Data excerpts
########
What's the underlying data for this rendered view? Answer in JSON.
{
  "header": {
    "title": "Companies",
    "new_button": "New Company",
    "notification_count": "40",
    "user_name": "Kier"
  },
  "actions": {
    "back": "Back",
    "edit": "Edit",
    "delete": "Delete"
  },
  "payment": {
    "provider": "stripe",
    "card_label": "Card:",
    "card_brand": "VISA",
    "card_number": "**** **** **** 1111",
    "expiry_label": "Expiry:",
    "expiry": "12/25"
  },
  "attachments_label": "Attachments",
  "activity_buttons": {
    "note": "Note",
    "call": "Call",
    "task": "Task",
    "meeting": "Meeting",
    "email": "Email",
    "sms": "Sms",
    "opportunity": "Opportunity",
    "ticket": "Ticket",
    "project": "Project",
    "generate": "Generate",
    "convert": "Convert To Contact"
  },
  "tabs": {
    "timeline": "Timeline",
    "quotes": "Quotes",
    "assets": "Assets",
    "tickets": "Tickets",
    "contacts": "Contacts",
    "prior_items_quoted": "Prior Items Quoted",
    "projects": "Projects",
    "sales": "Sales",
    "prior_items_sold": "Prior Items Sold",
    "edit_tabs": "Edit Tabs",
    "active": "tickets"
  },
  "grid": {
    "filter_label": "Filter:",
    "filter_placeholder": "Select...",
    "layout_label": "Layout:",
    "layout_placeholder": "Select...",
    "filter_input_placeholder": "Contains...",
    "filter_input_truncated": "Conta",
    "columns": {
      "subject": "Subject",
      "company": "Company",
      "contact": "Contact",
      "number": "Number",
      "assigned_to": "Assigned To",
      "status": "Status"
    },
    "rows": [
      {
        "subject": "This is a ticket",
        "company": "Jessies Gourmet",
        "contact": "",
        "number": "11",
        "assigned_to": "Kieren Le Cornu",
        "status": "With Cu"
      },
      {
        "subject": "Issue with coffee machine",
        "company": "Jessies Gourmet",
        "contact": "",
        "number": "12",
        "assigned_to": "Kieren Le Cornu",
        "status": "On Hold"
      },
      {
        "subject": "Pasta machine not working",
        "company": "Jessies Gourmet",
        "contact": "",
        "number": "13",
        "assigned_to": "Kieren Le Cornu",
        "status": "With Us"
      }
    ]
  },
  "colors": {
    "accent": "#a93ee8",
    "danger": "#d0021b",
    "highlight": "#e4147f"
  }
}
########
Say, as a single number and nothing more, how many lines of the entries contain the word "Prior".

# Answer
2